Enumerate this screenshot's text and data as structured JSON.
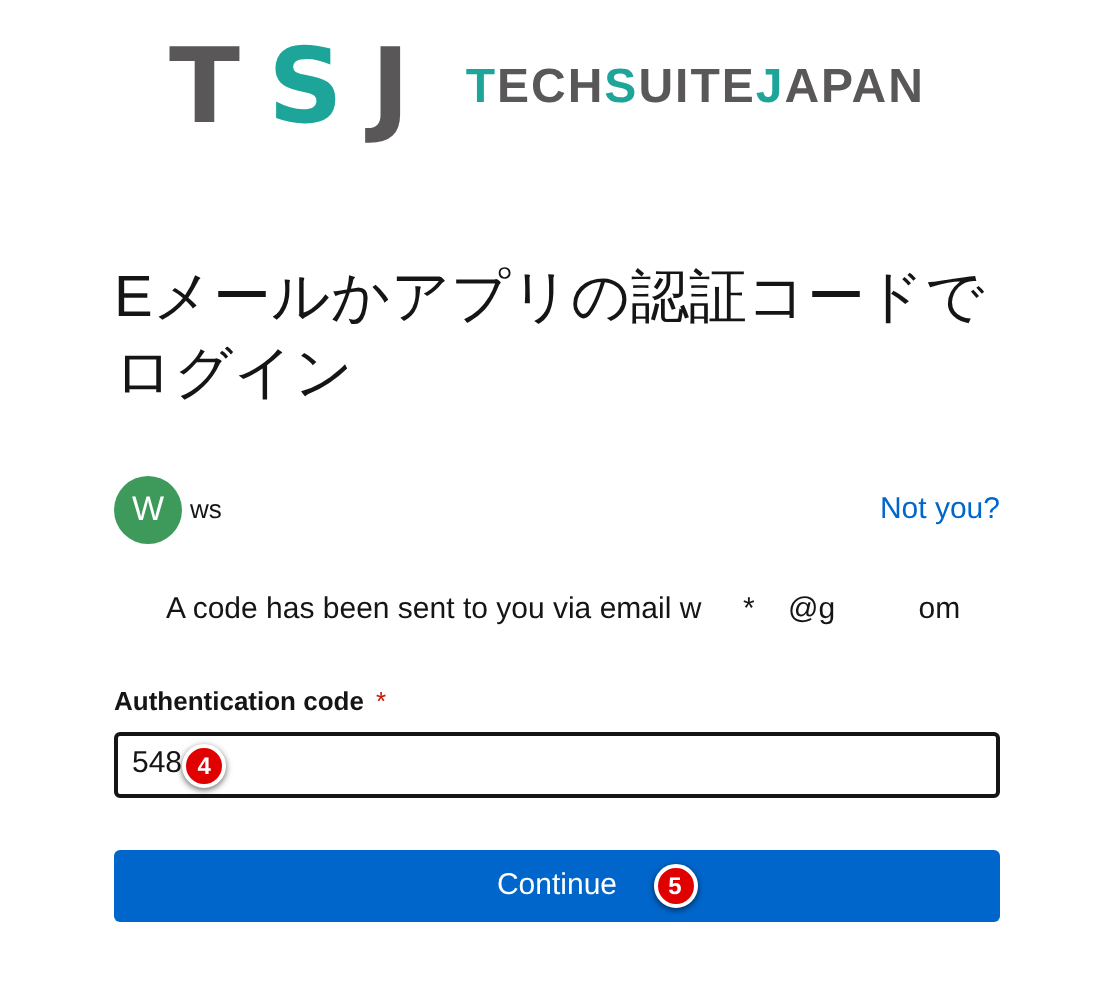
{
  "logo": {
    "mark": [
      {
        "text": "T",
        "accent": false
      },
      {
        "text": "S",
        "accent": true
      },
      {
        "text": "J",
        "accent": false
      }
    ],
    "wordmark": [
      {
        "text": "T",
        "accent": true
      },
      {
        "text": "ECH",
        "accent": false
      },
      {
        "text": "S",
        "accent": true
      },
      {
        "text": "UITE",
        "accent": false
      },
      {
        "text": "J",
        "accent": true
      },
      {
        "text": "APAN",
        "accent": false
      }
    ]
  },
  "heading": "Eメールかアプリの認証コードでログイン",
  "user": {
    "avatar": "W",
    "name": "ws",
    "link": "Not you?"
  },
  "message": "A code has been sent to you via email w     *    @g          om",
  "field": {
    "label": "Authentication code",
    "required_mark": "*",
    "value": "548",
    "badge": "4"
  },
  "button": {
    "label": "Continue",
    "badge": "5"
  }
}
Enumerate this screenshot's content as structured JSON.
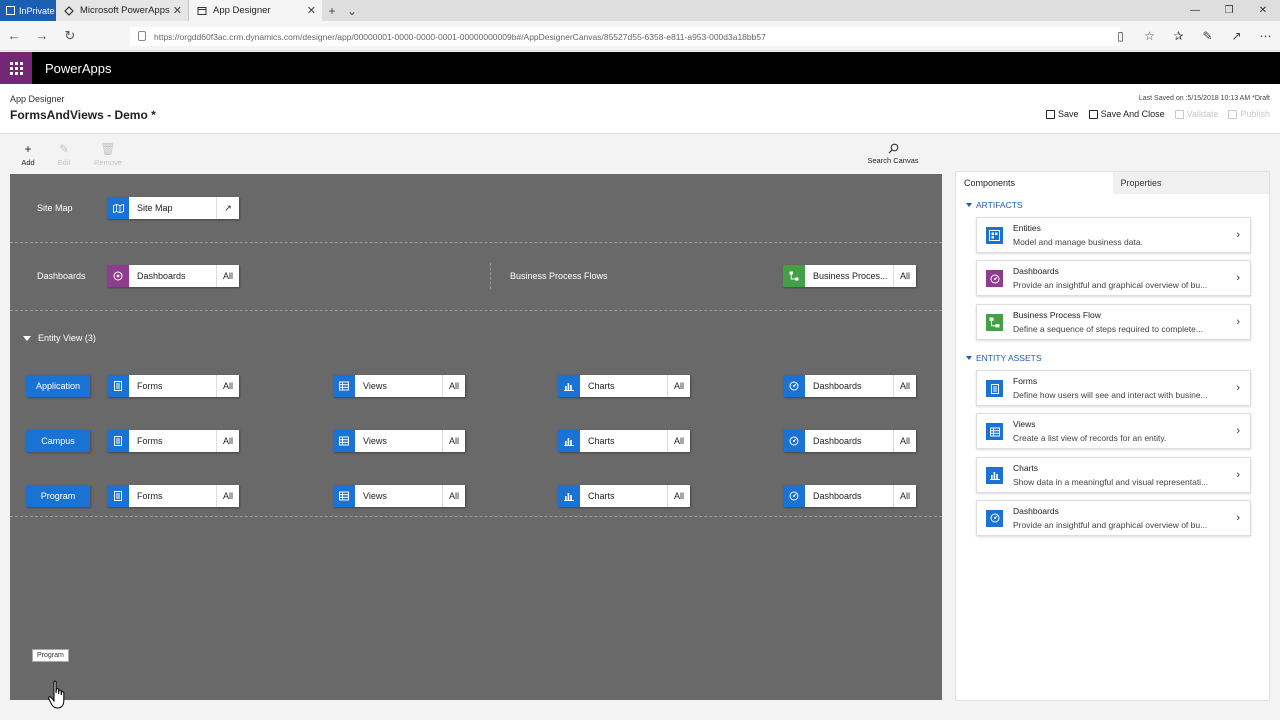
{
  "browser": {
    "inprivate_label": "InPrivate",
    "tabs": [
      {
        "title": "Microsoft PowerApps"
      },
      {
        "title": "App Designer"
      }
    ],
    "url": "https://orgdd60f3ac.crm.dynamics.com/designer/app/00000001-0000-0000-0001-00000000009b#/AppDesignerCanvas/85527d55-6358-e811-a953-000d3a18bb57"
  },
  "app": {
    "brand": "PowerApps",
    "breadcrumb": "App Designer",
    "title": "FormsAndViews - Demo *",
    "last_saved": "Last Saved on :5/15/2018 10:13 AM *Draft",
    "commands": {
      "save": "Save",
      "save_close": "Save And Close",
      "validate": "Validate",
      "publish": "Publish"
    }
  },
  "toolbar": {
    "add": "Add",
    "edit": "Edit",
    "remove": "Remove",
    "search": "Search Canvas"
  },
  "canvas": {
    "sitemap_label": "Site Map",
    "sitemap_tile": "Site Map",
    "dashboards_label": "Dashboards",
    "dashboards_tile": "Dashboards",
    "all": "All",
    "bpf_label": "Business Process Flows",
    "bpf_tile": "Business Proces...",
    "entity_view": "Entity View (3)",
    "entities": [
      {
        "name": "Application"
      },
      {
        "name": "Campus"
      },
      {
        "name": "Program"
      }
    ],
    "forms": "Forms",
    "views": "Views",
    "charts": "Charts",
    "dashboards": "Dashboards",
    "tooltip": "Program"
  },
  "panel": {
    "tab_components": "Components",
    "tab_properties": "Properties",
    "artifacts_title": "ARTIFACTS",
    "artifacts": [
      {
        "name": "Entities",
        "desc": "Model and manage business data.",
        "icon": "entities-icon",
        "color": "#1a73d4"
      },
      {
        "name": "Dashboards",
        "desc": "Provide an insightful and graphical overview of bu...",
        "icon": "dashboard-icon",
        "color": "#8e3c8e"
      },
      {
        "name": "Business Process Flow",
        "desc": "Define a sequence of steps required to complete...",
        "icon": "flow-icon",
        "color": "#43a047"
      }
    ],
    "entity_assets_title": "ENTITY ASSETS",
    "entity_assets": [
      {
        "name": "Forms",
        "desc": "Define how users will see and interact with busine...",
        "icon": "form-icon",
        "color": "#1a73d4"
      },
      {
        "name": "Views",
        "desc": "Create a list view of records for an entity.",
        "icon": "view-icon",
        "color": "#1a73d4"
      },
      {
        "name": "Charts",
        "desc": "Show data in a meaningful and visual representati...",
        "icon": "chart-icon",
        "color": "#1a73d4"
      },
      {
        "name": "Dashboards",
        "desc": "Provide an insightful and graphical overview of bu...",
        "icon": "dashboard-icon",
        "color": "#1a73d4"
      }
    ]
  }
}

What you should do -
Nothing in the entries should change as you copy them, except that the pictures are left out.

Final answer -
Enumerate this screenshot's text and data as structured JSON.
{
  "logo": {
    "mark": [
      {
        "text": "T",
        "accent": false
      },
      {
        "text": "S",
        "accent": true
      },
      {
        "text": "J",
        "accent": false
      }
    ],
    "wordmark": [
      {
        "text": "T",
        "accent": true
      },
      {
        "text": "ECH",
        "accent": false
      },
      {
        "text": "S",
        "accent": true
      },
      {
        "text": "UITE",
        "accent": false
      },
      {
        "text": "J",
        "accent": true
      },
      {
        "text": "APAN",
        "accent": false
      }
    ]
  },
  "heading": "Eメールかアプリの認証コードでログイン",
  "user": {
    "avatar": "W",
    "name": "ws",
    "link": "Not you?"
  },
  "message": "A code has been sent to you via email w     *    @g          om",
  "field": {
    "label": "Authentication code",
    "required_mark": "*",
    "value": "548",
    "badge": "4"
  },
  "button": {
    "label": "Continue",
    "badge": "5"
  }
}
Enumerate this screenshot's content as structured JSON.
{
  "browser": {
    "inprivate_label": "InPrivate",
    "tabs": [
      {
        "title": "Microsoft PowerApps"
      },
      {
        "title": "App Designer"
      }
    ],
    "url": "https://orgdd60f3ac.crm.dynamics.com/designer/app/00000001-0000-0000-0001-00000000009b#/AppDesignerCanvas/85527d55-6358-e811-a953-000d3a18bb57"
  },
  "app": {
    "brand": "PowerApps",
    "breadcrumb": "App Designer",
    "title": "FormsAndViews - Demo *",
    "last_saved": "Last Saved on :5/15/2018 10:13 AM *Draft",
    "commands": {
      "save": "Save",
      "save_close": "Save And Close",
      "validate": "Validate",
      "publish": "Publish"
    }
  },
  "toolbar": {
    "add": "Add",
    "edit": "Edit",
    "remove": "Remove",
    "search": "Search Canvas"
  },
  "canvas": {
    "sitemap_label": "Site Map",
    "sitemap_tile": "Site Map",
    "dashboards_label": "Dashboards",
    "dashboards_tile": "Dashboards",
    "all": "All",
    "bpf_label": "Business Process Flows",
    "bpf_tile": "Business Proces...",
    "entity_view": "Entity View (3)",
    "entities": [
      {
        "name": "Application"
      },
      {
        "name": "Campus"
      },
      {
        "name": "Program"
      }
    ],
    "forms": "Forms",
    "views": "Views",
    "charts": "Charts",
    "dashboards": "Dashboards",
    "tooltip": "Program"
  },
  "panel": {
    "tab_components": "Components",
    "tab_properties": "Properties",
    "artifacts_title": "ARTIFACTS",
    "artifacts": [
      {
        "name": "Entities",
        "desc": "Model and manage business data.",
        "icon": "entities-icon",
        "color": "#1a73d4"
      },
      {
        "name": "Dashboards",
        "desc": "Provide an insightful and graphical overview of bu...",
        "icon": "dashboard-icon",
        "color": "#8e3c8e"
      },
      {
        "name": "Business Process Flow",
        "desc": "Define a sequence of steps required to complete...",
        "icon": "flow-icon",
        "color": "#43a047"
      }
    ],
    "entity_assets_title": "ENTITY ASSETS",
    "entity_assets": [
      {
        "name": "Forms",
        "desc": "Define how users will see and interact with busine...",
        "icon": "form-icon",
        "color": "#1a73d4"
      },
      {
        "name": "Views",
        "desc": "Create a list view of records for an entity.",
        "icon": "view-icon",
        "color": "#1a73d4"
      },
      {
        "name": "Charts",
        "desc": "Show data in a meaningful and visual representati...",
        "icon": "chart-icon",
        "color": "#1a73d4"
      },
      {
        "name": "Dashboards",
        "desc": "Provide an insightful and graphical overview of bu...",
        "icon": "dashboard-icon",
        "color": "#1a73d4"
      }
    ]
  }
}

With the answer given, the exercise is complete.